> [What is required]: Quote every line of the records below word for word.

> [Material supplied]:
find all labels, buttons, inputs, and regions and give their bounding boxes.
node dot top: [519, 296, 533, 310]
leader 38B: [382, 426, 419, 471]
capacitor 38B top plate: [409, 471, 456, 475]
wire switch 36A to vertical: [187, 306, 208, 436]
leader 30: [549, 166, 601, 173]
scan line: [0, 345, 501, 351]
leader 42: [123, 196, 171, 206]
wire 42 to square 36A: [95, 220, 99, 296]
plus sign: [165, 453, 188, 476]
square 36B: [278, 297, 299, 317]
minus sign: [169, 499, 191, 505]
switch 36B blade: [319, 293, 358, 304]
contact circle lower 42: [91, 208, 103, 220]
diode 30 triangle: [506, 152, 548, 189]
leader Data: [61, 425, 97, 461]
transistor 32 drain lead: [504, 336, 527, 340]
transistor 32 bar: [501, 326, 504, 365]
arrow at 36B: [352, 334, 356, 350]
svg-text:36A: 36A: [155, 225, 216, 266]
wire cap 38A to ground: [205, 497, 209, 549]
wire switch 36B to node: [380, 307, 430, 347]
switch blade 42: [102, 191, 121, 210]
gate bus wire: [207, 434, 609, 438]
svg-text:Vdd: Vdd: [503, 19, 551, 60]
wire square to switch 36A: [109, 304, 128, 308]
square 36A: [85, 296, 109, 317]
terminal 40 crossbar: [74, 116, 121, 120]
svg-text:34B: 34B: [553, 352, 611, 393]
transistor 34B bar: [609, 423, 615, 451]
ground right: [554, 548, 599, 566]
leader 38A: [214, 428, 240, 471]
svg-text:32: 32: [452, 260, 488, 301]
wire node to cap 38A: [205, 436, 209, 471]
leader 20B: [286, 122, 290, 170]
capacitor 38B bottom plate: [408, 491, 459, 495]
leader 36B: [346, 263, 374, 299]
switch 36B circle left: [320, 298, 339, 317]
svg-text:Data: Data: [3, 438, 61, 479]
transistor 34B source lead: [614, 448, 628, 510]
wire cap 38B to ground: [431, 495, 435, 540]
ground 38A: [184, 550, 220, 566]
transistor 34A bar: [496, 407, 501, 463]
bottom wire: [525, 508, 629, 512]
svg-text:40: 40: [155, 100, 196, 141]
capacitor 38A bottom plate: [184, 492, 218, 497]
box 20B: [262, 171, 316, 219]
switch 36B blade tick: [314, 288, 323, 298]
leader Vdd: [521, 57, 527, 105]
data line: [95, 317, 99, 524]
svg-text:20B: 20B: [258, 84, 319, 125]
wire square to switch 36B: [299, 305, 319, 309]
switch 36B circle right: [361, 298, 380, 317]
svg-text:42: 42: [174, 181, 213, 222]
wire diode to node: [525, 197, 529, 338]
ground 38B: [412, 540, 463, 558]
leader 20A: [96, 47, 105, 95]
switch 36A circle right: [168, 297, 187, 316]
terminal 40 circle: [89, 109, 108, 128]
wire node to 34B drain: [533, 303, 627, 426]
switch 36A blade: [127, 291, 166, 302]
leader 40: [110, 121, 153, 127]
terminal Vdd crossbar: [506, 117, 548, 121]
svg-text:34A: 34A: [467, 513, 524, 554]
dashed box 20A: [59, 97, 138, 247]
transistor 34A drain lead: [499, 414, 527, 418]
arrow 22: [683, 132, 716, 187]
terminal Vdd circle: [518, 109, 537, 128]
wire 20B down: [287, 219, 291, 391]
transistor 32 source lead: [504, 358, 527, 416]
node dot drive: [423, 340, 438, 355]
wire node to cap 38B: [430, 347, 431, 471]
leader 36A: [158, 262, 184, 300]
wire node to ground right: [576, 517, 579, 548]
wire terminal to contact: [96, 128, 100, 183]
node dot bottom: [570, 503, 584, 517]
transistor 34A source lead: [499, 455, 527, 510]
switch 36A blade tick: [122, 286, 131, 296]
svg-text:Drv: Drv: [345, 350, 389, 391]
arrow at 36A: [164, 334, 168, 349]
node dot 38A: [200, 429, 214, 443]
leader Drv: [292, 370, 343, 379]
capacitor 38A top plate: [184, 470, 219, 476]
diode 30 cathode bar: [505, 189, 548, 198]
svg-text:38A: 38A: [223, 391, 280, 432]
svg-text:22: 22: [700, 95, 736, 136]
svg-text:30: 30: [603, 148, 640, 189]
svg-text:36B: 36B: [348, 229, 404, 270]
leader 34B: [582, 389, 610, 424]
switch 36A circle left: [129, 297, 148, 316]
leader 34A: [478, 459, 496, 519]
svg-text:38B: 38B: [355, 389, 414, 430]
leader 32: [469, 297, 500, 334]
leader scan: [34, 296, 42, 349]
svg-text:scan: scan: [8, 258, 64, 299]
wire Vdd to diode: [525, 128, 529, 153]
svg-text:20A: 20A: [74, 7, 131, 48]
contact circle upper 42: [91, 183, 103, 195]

> [The result]:
find all labels, buttons, inputs, and regions and give their bounding boxes.
node dot top: [519, 296, 533, 310]
leader 38B: [382, 426, 419, 471]
capacitor 38B top plate: [409, 471, 456, 475]
wire switch 36A to vertical: [187, 306, 208, 436]
leader 30: [549, 166, 601, 173]
scan line: [0, 345, 501, 351]
leader 42: [123, 196, 171, 206]
wire 42 to square 36A: [95, 220, 99, 296]
plus sign: [165, 453, 188, 476]
square 36B: [278, 297, 299, 317]
minus sign: [169, 499, 191, 505]
switch 36B blade: [319, 293, 358, 304]
contact circle lower 42: [91, 208, 103, 220]
diode 30 triangle: [506, 152, 548, 189]
leader Data: [61, 425, 97, 461]
transistor 32 drain lead: [504, 336, 527, 340]
transistor 32 bar: [501, 326, 504, 365]
arrow at 36B: [352, 334, 356, 350]
svg-text:36A: 36A: [155, 225, 216, 266]
wire cap 38A to ground: [205, 497, 209, 549]
wire switch 36B to node: [380, 307, 430, 347]
switch blade 42: [102, 191, 121, 210]
gate bus wire: [207, 434, 609, 438]
svg-text:Vdd: Vdd: [503, 19, 551, 60]
wire square to switch 36A: [109, 304, 128, 308]
square 36A: [85, 296, 109, 317]
terminal 40 crossbar: [74, 116, 121, 120]
svg-text:34B: 34B: [553, 352, 611, 393]
transistor 34B bar: [609, 423, 615, 451]
ground right: [554, 548, 599, 566]
leader 38A: [214, 428, 240, 471]
svg-text:32: 32: [452, 260, 488, 301]
wire node to cap 38A: [205, 436, 209, 471]
leader 20B: [286, 122, 290, 170]
capacitor 38B bottom plate: [408, 491, 459, 495]
leader 36B: [346, 263, 374, 299]
switch 36B circle left: [320, 298, 339, 317]
svg-text:Data: Data: [3, 438, 61, 479]
transistor 34B source lead: [614, 448, 628, 510]
wire cap 38B to ground: [431, 495, 435, 540]
ground 38A: [184, 550, 220, 566]
transistor 34A bar: [496, 407, 501, 463]
bottom wire: [525, 508, 629, 512]
svg-text:40: 40: [155, 100, 196, 141]
capacitor 38A bottom plate: [184, 492, 218, 497]
box 20B: [262, 171, 316, 219]
switch 36B blade tick: [314, 288, 323, 298]
leader Vdd: [521, 57, 527, 105]
data line: [95, 317, 99, 524]
svg-text:20B: 20B: [258, 84, 319, 125]
wire square to switch 36B: [299, 305, 319, 309]
switch 36B circle right: [361, 298, 380, 317]
svg-text:42: 42: [174, 181, 213, 222]
wire diode to node: [525, 197, 529, 338]
ground 38B: [412, 540, 463, 558]
leader 20A: [96, 47, 105, 95]
switch 36A circle right: [168, 297, 187, 316]
terminal 40 circle: [89, 109, 108, 128]
wire node to 34B drain: [533, 303, 627, 426]
switch 36A blade: [127, 291, 166, 302]
leader 40: [110, 121, 153, 127]
terminal Vdd crossbar: [506, 117, 548, 121]
svg-text:34A: 34A: [467, 513, 524, 554]
dashed box 20A: [59, 97, 138, 247]
transistor 34A drain lead: [499, 414, 527, 418]
arrow 22: [683, 132, 716, 187]
terminal Vdd circle: [518, 109, 537, 128]
wire 20B down: [287, 219, 291, 391]
transistor 32 source lead: [504, 358, 527, 416]
node dot drive: [423, 340, 438, 355]
wire node to cap 38B: [430, 347, 431, 471]
leader 36A: [158, 262, 184, 300]
wire node to ground right: [576, 517, 579, 548]
wire terminal to contact: [96, 128, 100, 183]
node dot bottom: [570, 503, 584, 517]
transistor 34A source lead: [499, 455, 527, 510]
switch 36A blade tick: [122, 286, 131, 296]
svg-text:Drv: Drv: [345, 350, 389, 391]
arrow at 36A: [164, 334, 168, 349]
node dot 38A: [200, 429, 214, 443]
leader Drv: [292, 370, 343, 379]
capacitor 38A top plate: [184, 470, 219, 476]
diode 30 cathode bar: [505, 189, 548, 198]
svg-text:38A: 38A: [223, 391, 280, 432]
svg-text:22: 22: [700, 95, 736, 136]
svg-text:30: 30: [603, 148, 640, 189]
svg-text:36B: 36B: [348, 229, 404, 270]
leader 34B: [582, 389, 610, 424]
switch 36A circle left: [129, 297, 148, 316]
leader 34A: [478, 459, 496, 519]
svg-text:38B: 38B: [355, 389, 414, 430]
leader 32: [469, 297, 500, 334]
leader scan: [34, 296, 42, 349]
svg-text:scan: scan: [8, 258, 64, 299]
wire Vdd to diode: [525, 128, 529, 153]
svg-text:20A: 20A: [74, 7, 131, 48]
contact circle upper 42: [91, 183, 103, 195]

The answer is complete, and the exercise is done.